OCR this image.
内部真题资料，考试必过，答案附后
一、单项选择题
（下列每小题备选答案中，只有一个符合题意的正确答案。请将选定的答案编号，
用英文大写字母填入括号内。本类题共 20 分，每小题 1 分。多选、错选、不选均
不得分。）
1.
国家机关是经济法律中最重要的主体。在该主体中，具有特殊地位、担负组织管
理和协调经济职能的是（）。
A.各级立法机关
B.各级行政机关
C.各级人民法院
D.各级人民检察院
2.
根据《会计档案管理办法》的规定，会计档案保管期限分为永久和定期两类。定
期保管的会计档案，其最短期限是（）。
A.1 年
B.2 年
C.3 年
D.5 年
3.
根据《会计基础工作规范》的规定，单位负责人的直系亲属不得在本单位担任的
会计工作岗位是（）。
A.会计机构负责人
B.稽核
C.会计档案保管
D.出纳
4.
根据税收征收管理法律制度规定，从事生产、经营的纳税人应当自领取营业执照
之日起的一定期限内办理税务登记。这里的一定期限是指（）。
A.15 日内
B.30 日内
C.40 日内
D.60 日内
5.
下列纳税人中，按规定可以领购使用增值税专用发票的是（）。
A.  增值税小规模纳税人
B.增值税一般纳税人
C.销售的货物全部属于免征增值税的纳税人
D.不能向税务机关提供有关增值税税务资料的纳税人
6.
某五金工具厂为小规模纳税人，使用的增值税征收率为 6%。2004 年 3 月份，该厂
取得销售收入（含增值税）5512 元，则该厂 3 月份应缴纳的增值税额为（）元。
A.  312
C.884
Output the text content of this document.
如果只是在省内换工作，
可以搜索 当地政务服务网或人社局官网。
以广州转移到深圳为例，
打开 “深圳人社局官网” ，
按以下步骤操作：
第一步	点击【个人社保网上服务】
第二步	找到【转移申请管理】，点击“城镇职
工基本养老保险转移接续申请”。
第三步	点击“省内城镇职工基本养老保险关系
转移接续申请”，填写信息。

▶ Given problem
Return the listing above in full, character for character.

▶ Written reply
OCR this image.
内部真题资料，考试必过，答案附后
一、单项选择题
（下列每小题备选答案中，只有一个符合题意的正确答案。请将选定的答案编号，
用英文大写字母填入括号内。本类题共 20 分，每小题 1 分。多选、错选、不选均
不得分。）
1.
国家机关是经济法律中最重要的主体。在该主体中，具有特殊地位、担负组织管
理和协调经济职能的是（）。
A.各级立法机关
B.各级行政机关
C.各级人民法院
D.各级人民检察院
2.
根据《会计档案管理办法》的规定，会计档案保管期限分为永久和定期两类。定
期保管的会计档案，其最短期限是（）。
A.1 年
B.2 年
C.3 年
D.5 年
3.
根据《会计基础工作规范》的规定，单位负责人的直系亲属不得在本单位担任的
会计工作岗位是（）。
A.会计机构负责人
B.稽核
C.会计档案保管
D.出纳
4.
根据税收征收管理法律制度规定，从事生产、经营的纳税人应当自领取营业执照
之日起的一定期限内办理税务登记。这里的一定期限是指（）。
A.15 日内
B.30 日内
C.40 日内
D.60 日内
5.
下列纳税人中，按规定可以领购使用增值税专用发票的是（）。
A.  增值税小规模纳税人
B.增值税一般纳税人
C.销售的货物全部属于免征增值税的纳税人
D.不能向税务机关提供有关增值税税务资料的纳税人
6.
某五金工具厂为小规模纳税人，使用的增值税征收率为 6%。2004 年 3 月份，该厂
取得销售收入（含增值税）5512 元，则该厂 3 月份应缴纳的增值税额为（）元。
A.  312
C.884
Output the text content of this document.
如果只是在省内换工作，
可以搜索 当地政务服务网或人社局官网。
以广州转移到深圳为例，
打开 “深圳人社局官网” ，
按以下步骤操作：
第一步	点击【个人社保网上服务】
第二步	找到【转移申请管理】，点击“城镇职
工基本养老保险转移接续申请”。
第三步	点击“省内城镇职工基本养老保险关系
转移接续申请”，填写信息。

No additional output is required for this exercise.